Working data:
++++++++++

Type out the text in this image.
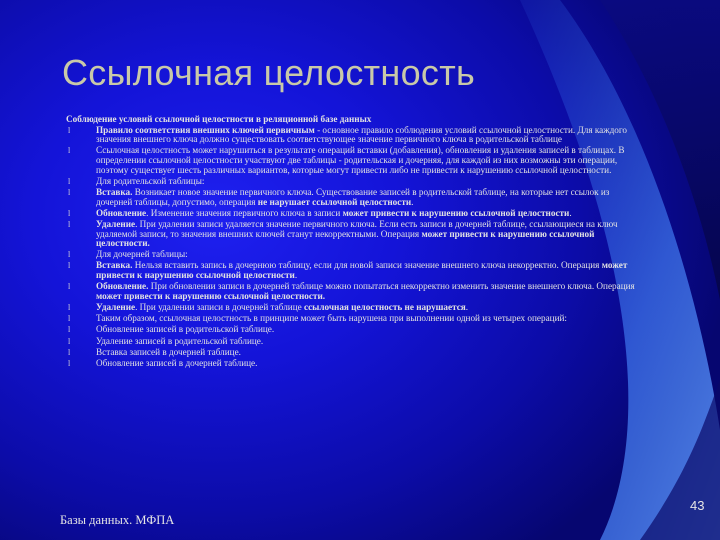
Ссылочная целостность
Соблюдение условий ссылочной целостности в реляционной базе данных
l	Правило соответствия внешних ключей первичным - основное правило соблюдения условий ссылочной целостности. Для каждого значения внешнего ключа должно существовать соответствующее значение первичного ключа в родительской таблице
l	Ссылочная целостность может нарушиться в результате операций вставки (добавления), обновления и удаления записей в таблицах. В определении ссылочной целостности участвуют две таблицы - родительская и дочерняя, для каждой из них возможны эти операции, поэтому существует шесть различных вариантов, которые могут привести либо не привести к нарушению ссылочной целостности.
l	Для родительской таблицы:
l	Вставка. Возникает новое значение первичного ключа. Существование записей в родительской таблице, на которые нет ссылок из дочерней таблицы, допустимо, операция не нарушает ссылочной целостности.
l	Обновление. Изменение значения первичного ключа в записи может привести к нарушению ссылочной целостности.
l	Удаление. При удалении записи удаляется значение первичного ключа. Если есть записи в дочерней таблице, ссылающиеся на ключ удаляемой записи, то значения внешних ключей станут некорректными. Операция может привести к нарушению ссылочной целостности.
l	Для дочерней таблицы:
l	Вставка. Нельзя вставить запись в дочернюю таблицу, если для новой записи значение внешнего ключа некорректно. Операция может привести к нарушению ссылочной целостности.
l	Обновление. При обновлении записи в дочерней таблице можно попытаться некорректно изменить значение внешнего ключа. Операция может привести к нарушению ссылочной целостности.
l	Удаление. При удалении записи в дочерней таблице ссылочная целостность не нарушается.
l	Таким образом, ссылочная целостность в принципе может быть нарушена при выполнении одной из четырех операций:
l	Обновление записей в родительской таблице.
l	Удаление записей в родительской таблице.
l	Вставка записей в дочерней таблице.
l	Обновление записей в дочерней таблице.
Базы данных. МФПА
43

++++++++++

Stated task: Scan the lines for the string "Удаление". Copy out each line that matches.

Exercise response:
l	Удаление. При удалении записи удаляется значение первичного ключа. Если есть записи в дочерней таблице, ссылающиеся на ключ удаляемой записи, то значения внешних ключей станут некорректными. Операция может привести к нарушению ссылочной целостности.
l	Удаление. При удалении записи в дочерней таблице ссылочная целостность не нарушается.
l	Удаление записей в родительской таблице.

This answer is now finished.